Document section:
↓↓↓
Wednesday 31 October 2012

Halloween II

Just in time! My schedule over October hasn't given me much time to do any cartoons - I was hoping to do a lot of drawing backstage while appearing in Oliver, but found myself on stage doing chorus work much more than I was expecting. So, here, just in time, is today's cartoon. I think I'm going to be spending most of November catching up with myself, working through to the new year. And then I shall rest, and start writing again...

'Bumme', fake Olde English for 'Bum', like 'Shoppe' or 'Reneaiesseancee Fayreeeee'. Not a request.
↑↑↑
Entries supplied:
↓↓↓
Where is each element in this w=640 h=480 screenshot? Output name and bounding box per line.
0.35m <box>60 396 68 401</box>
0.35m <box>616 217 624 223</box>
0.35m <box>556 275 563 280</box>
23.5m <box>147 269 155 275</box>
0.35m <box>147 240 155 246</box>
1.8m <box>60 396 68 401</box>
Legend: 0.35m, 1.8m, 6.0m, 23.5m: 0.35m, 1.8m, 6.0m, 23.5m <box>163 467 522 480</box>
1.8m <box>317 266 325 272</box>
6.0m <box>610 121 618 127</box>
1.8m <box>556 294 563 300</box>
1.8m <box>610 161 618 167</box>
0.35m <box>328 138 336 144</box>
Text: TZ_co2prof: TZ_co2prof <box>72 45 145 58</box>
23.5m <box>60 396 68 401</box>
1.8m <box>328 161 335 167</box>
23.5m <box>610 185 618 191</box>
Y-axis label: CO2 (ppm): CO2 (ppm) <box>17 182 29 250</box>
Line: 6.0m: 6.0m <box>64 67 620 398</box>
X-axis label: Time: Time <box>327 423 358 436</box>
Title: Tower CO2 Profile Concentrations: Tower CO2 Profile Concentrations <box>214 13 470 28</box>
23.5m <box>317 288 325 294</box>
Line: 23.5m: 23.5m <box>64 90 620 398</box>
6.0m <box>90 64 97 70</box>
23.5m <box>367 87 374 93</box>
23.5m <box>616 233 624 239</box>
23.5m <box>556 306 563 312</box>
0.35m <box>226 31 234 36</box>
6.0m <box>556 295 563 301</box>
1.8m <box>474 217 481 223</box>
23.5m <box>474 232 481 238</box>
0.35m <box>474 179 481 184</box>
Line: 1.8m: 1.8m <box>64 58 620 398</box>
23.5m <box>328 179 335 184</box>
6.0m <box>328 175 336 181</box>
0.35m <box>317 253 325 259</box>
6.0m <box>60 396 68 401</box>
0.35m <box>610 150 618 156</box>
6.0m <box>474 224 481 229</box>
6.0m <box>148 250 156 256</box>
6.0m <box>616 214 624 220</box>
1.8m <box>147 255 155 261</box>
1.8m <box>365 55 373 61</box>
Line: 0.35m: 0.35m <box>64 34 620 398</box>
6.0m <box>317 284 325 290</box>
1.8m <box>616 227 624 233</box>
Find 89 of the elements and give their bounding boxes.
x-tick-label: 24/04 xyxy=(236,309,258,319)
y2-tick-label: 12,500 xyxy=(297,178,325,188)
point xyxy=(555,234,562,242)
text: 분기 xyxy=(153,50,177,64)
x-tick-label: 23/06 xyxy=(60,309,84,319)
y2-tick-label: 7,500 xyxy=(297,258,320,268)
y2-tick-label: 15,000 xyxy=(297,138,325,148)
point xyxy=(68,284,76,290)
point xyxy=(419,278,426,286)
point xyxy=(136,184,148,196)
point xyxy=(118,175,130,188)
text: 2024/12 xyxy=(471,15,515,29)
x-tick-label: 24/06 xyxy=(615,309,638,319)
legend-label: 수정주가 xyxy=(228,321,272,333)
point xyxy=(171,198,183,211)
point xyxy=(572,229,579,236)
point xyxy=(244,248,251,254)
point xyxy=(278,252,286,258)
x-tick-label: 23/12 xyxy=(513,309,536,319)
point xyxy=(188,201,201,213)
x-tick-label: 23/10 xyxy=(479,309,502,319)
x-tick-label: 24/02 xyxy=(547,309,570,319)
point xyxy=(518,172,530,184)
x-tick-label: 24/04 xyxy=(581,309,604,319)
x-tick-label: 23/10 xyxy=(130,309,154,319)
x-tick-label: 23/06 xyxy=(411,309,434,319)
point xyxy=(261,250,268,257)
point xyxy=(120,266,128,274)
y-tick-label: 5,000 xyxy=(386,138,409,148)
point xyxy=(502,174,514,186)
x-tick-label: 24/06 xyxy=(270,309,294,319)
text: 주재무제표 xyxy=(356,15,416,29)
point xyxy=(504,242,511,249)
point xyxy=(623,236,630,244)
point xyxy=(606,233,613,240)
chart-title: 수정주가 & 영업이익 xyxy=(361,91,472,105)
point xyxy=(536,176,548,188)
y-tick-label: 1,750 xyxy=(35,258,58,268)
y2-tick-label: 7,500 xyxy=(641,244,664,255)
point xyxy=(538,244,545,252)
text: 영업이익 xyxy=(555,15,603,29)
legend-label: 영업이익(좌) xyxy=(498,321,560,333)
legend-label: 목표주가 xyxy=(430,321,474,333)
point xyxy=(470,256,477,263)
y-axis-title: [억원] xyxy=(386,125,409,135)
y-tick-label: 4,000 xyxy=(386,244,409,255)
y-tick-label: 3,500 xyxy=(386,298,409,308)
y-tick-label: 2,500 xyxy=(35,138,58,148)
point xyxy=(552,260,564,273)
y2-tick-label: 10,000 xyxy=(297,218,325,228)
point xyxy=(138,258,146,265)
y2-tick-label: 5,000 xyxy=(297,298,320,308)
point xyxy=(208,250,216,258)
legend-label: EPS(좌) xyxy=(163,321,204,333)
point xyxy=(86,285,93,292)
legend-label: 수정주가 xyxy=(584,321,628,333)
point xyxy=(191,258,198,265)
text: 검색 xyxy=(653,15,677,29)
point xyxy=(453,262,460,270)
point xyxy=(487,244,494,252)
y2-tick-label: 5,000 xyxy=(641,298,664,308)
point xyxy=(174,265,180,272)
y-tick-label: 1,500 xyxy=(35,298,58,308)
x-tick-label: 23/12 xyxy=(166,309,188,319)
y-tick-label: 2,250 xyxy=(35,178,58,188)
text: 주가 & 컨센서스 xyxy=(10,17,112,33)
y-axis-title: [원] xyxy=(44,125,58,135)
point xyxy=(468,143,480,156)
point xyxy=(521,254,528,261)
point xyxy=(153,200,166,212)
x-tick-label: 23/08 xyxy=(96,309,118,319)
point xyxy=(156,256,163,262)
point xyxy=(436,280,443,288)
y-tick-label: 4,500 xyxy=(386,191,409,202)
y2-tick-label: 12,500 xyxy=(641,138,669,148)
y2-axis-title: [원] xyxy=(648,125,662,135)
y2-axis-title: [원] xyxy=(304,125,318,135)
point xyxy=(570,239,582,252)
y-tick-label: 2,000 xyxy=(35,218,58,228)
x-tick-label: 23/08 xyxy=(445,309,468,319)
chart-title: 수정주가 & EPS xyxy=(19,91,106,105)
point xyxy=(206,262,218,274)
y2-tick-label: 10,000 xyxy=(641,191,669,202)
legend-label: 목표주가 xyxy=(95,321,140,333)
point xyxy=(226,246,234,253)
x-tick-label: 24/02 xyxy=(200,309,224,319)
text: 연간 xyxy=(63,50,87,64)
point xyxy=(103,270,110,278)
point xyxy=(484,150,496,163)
↑↑↑
Required actions:
1 > From the Halloween blog post above, repeat the part that opens with the words containing "Halloween II" and closes with "start writing again...".
2 > Using the Halloween blog post above, mark each statement yes or no and quote the deciding words: (a) The writer ended up doing chorus work on stage more than expected. (b) The writer plans to spend most of November resting. (c) 'Bumme' is described as fake Olde English for 'Bum'.

The responses:
1 >
Halloween II

Just in time! My schedule over October hasn't given me much time to do any cartoons - I was hoping to do a lot of drawing backstage while appearing in Oliver, but found myself on stage doing chorus work much more than I was expecting. So, here, just in time, is today's cartoon. I think I'm going to be spending most of November catching up with myself, working through to the new year. And then I shall rest, and start writing again...

2 >
(a) Yes: "found myself on stage doing chorus work much more than I was expecting"
(b) No: "I think I'm going to be spending most of November catching up with myself"
(c) Yes: "'Bumme', fake Olde English for 'Bum'"